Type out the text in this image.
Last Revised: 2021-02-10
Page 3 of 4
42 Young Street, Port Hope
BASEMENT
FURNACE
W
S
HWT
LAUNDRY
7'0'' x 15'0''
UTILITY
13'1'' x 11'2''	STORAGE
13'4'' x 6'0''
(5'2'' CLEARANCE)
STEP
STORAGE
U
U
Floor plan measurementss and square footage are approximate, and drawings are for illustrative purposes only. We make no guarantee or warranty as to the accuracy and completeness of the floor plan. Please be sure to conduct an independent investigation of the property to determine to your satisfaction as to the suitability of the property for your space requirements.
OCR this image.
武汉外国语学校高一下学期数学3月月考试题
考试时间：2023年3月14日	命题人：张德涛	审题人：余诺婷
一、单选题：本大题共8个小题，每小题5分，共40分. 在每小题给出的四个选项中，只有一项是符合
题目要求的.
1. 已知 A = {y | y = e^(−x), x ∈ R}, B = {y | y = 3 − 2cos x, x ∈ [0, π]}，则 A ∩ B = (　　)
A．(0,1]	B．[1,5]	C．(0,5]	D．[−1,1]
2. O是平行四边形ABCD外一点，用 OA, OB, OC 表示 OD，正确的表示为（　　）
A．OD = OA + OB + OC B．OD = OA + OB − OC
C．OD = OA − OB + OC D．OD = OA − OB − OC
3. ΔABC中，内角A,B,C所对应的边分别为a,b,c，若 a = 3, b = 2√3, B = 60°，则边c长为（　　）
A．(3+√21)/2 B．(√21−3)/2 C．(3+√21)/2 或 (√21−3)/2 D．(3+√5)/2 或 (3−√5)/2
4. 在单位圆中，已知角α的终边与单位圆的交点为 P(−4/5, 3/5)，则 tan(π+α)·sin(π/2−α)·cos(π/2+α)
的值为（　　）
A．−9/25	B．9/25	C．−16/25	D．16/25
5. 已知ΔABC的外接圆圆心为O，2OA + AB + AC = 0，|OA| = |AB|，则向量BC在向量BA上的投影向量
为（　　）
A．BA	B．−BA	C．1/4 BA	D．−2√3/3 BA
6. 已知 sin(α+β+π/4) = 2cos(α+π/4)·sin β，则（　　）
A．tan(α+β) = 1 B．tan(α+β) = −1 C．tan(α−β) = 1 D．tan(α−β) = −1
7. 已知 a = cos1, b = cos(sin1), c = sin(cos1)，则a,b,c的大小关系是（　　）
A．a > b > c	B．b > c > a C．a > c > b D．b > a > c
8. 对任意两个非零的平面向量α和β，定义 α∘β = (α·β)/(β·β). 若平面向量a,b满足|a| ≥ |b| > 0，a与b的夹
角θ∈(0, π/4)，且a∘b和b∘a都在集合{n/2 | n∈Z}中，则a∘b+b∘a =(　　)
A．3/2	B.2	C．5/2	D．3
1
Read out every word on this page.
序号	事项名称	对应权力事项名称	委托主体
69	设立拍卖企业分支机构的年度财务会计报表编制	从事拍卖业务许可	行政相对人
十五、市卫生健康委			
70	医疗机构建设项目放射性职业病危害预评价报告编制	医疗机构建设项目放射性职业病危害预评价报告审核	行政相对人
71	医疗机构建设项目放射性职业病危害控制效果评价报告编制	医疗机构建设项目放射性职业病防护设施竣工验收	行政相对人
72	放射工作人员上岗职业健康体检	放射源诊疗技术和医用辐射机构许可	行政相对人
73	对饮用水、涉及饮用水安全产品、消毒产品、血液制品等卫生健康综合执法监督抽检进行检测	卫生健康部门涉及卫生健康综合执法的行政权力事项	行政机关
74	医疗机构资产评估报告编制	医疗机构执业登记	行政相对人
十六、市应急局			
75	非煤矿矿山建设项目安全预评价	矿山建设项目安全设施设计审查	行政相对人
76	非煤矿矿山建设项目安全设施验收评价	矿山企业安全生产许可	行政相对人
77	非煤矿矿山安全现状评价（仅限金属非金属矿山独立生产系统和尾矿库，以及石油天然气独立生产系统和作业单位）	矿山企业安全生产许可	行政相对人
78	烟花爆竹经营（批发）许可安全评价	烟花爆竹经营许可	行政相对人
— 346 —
---------------
Instructions to follow:
Retype every record above exactly as it appears.

Reply:
Type out the text in this image.
Last Revised: 2021-02-10
Page 3 of 4
42 Young Street, Port Hope
BASEMENT
FURNACE
W
S
HWT
LAUNDRY
7'0'' x 15'0''
UTILITY
13'1'' x 11'2''	STORAGE
13'4'' x 6'0''
(5'2'' CLEARANCE)
STEP
STORAGE
U
U
Floor plan measurementss and square footage are approximate, and drawings are for illustrative purposes only. We make no guarantee or warranty as to the accuracy and completeness of the floor plan. Please be sure to conduct an independent investigation of the property to determine to your satisfaction as to the suitability of the property for your space requirements.
OCR this image.
武汉外国语学校高一下学期数学3月月考试题
考试时间：2023年3月14日	命题人：张德涛	审题人：余诺婷
一、单选题：本大题共8个小题，每小题5分，共40分. 在每小题给出的四个选项中，只有一项是符合
题目要求的.
1. 已知 A = {y | y = e^(−x), x ∈ R}, B = {y | y = 3 − 2cos x, x ∈ [0, π]}，则 A ∩ B = (　　)
A．(0,1]	B．[1,5]	C．(0,5]	D．[−1,1]
2. O是平行四边形ABCD外一点，用 OA, OB, OC 表示 OD，正确的表示为（　　）
A．OD = OA + OB + OC B．OD = OA + OB − OC
C．OD = OA − OB + OC D．OD = OA − OB − OC
3. ΔABC中，内角A,B,C所对应的边分别为a,b,c，若 a = 3, b = 2√3, B = 60°，则边c长为（　　）
A．(3+√21)/2 B．(√21−3)/2 C．(3+√21)/2 或 (√21−3)/2 D．(3+√5)/2 或 (3−√5)/2
4. 在单位圆中，已知角α的终边与单位圆的交点为 P(−4/5, 3/5)，则 tan(π+α)·sin(π/2−α)·cos(π/2+α)
的值为（　　）
A．−9/25	B．9/25	C．−16/25	D．16/25
5. 已知ΔABC的外接圆圆心为O，2OA + AB + AC = 0，|OA| = |AB|，则向量BC在向量BA上的投影向量
为（　　）
A．BA	B．−BA	C．1/4 BA	D．−2√3/3 BA
6. 已知 sin(α+β+π/4) = 2cos(α+π/4)·sin β，则（　　）
A．tan(α+β) = 1 B．tan(α+β) = −1 C．tan(α−β) = 1 D．tan(α−β) = −1
7. 已知 a = cos1, b = cos(sin1), c = sin(cos1)，则a,b,c的大小关系是（　　）
A．a > b > c	B．b > c > a C．a > c > b D．b > a > c
8. 对任意两个非零的平面向量α和β，定义 α∘β = (α·β)/(β·β). 若平面向量a,b满足|a| ≥ |b| > 0，a与b的夹
角θ∈(0, π/4)，且a∘b和b∘a都在集合{n/2 | n∈Z}中，则a∘b+b∘a =(　　)
A．3/2	B.2	C．5/2	D．3
1
Read out every word on this page.
序号	事项名称	对应权力事项名称	委托主体
69	设立拍卖企业分支机构的年度财务会计报表编制	从事拍卖业务许可	行政相对人
十五、市卫生健康委			
70	医疗机构建设项目放射性职业病危害预评价报告编制	医疗机构建设项目放射性职业病危害预评价报告审核	行政相对人
71	医疗机构建设项目放射性职业病危害控制效果评价报告编制	医疗机构建设项目放射性职业病防护设施竣工验收	行政相对人
72	放射工作人员上岗职业健康体检	放射源诊疗技术和医用辐射机构许可	行政相对人
73	对饮用水、涉及饮用水安全产品、消毒产品、血液制品等卫生健康综合执法监督抽检进行检测	卫生健康部门涉及卫生健康综合执法的行政权力事项	行政机关
74	医疗机构资产评估报告编制	医疗机构执业登记	行政相对人
十六、市应急局			
75	非煤矿矿山建设项目安全预评价	矿山建设项目安全设施设计审查	行政相对人
76	非煤矿矿山建设项目安全设施验收评价	矿山企业安全生产许可	行政相对人
77	非煤矿矿山安全现状评价（仅限金属非金属矿山独立生产系统和尾矿库，以及石油天然气独立生产系统和作业单位）	矿山企业安全生产许可	行政相对人
78	烟花爆竹经营（批发）许可安全评价	烟花爆竹经营许可	行政相对人
— 346 —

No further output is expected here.